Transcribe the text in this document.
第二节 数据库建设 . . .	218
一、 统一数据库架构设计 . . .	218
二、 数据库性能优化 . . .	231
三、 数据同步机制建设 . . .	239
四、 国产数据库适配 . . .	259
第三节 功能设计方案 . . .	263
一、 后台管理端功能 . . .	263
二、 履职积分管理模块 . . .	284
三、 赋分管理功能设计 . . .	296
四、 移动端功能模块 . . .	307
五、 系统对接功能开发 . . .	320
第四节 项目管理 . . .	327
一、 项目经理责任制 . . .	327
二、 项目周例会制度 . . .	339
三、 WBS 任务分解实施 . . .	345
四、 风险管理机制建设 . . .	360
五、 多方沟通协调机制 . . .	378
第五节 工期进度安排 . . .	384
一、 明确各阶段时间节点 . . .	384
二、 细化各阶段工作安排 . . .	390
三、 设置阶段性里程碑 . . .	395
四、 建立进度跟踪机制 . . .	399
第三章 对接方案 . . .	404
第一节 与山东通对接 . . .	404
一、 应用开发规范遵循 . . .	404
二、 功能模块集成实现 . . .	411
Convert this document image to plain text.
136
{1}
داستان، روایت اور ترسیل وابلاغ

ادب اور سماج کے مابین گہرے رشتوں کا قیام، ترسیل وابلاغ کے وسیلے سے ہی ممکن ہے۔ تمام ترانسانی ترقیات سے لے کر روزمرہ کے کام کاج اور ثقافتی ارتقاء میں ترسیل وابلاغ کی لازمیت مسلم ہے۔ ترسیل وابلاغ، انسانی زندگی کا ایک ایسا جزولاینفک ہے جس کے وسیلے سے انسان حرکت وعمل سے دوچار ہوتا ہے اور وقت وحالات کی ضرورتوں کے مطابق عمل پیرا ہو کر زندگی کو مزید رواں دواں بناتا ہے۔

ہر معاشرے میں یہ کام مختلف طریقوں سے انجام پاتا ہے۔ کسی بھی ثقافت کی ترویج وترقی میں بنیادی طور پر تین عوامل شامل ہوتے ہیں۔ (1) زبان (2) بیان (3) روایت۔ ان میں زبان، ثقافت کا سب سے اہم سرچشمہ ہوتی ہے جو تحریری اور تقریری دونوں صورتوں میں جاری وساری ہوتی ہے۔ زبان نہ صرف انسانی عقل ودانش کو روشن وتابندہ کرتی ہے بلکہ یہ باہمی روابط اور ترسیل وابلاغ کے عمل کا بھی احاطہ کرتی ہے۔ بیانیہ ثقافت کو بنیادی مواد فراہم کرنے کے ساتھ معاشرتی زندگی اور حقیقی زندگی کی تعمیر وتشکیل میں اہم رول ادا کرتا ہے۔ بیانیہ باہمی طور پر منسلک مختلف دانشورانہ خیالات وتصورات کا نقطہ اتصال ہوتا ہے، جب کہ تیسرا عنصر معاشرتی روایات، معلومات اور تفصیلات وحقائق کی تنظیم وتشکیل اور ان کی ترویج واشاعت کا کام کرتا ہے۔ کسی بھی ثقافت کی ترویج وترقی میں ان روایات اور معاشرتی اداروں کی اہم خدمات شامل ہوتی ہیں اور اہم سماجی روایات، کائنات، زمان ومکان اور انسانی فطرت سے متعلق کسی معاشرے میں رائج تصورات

> _WORK TO DO_: In the entries above, find every line holding the word "ہوتا" and copy it out.

> _RESPONSE TO THIS TASK_:
ادب اور سماج کے مابین گہرے رشتوں کا قیام، ترسیل وابلاغ کے وسیلے سے ہی ممکن ہے۔ تمام ترانسانی ترقیات سے لے کر روزمرہ کے کام کاج اور ثقافتی ارتقاء میں ترسیل وابلاغ کی لازمیت مسلم ہے۔ ترسیل وابلاغ، انسانی زندگی کا ایک ایسا جزولاینفک ہے جس کے وسیلے سے انسان حرکت وعمل سے دوچار ہوتا ہے اور وقت وحالات کی ضرورتوں کے مطابق عمل پیرا ہو کر زندگی کو مزید رواں دواں بناتا ہے۔
ہر معاشرے میں یہ کام مختلف طریقوں سے انجام پاتا ہے۔ کسی بھی ثقافت کی ترویج وترقی میں بنیادی طور پر تین عوامل شامل ہوتے ہیں۔ (1) زبان (2) بیان (3) روایت۔ ان میں زبان، ثقافت کا سب سے اہم سرچشمہ ہوتی ہے جو تحریری اور تقریری دونوں صورتوں میں جاری وساری ہوتی ہے۔ زبان نہ صرف انسانی عقل ودانش کو روشن وتابندہ کرتی ہے بلکہ یہ باہمی روابط اور ترسیل وابلاغ کے عمل کا بھی احاطہ کرتی ہے۔ بیانیہ ثقافت کو بنیادی مواد فراہم کرنے کے ساتھ معاشرتی زندگی اور حقیقی زندگی کی تعمیر وتشکیل میں اہم رول ادا کرتا ہے۔ بیانیہ باہمی طور پر منسلک مختلف دانشورانہ خیالات وتصورات کا نقطہ اتصال ہوتا ہے، جب کہ تیسرا عنصر معاشرتی روایات، معلومات اور تفصیلات وحقائق کی تنظیم وتشکیل اور ان کی ترویج واشاعت کا کام کرتا ہے۔ کسی بھی ثقافت کی ترویج وترقی میں ان روایات اور معاشرتی اداروں کی اہم خدمات شامل ہوتی ہیں اور اہم سماجی روایات، کائنات، زمان ومکان اور انسانی فطرت سے متعلق کسی معاشرے میں رائج تصورات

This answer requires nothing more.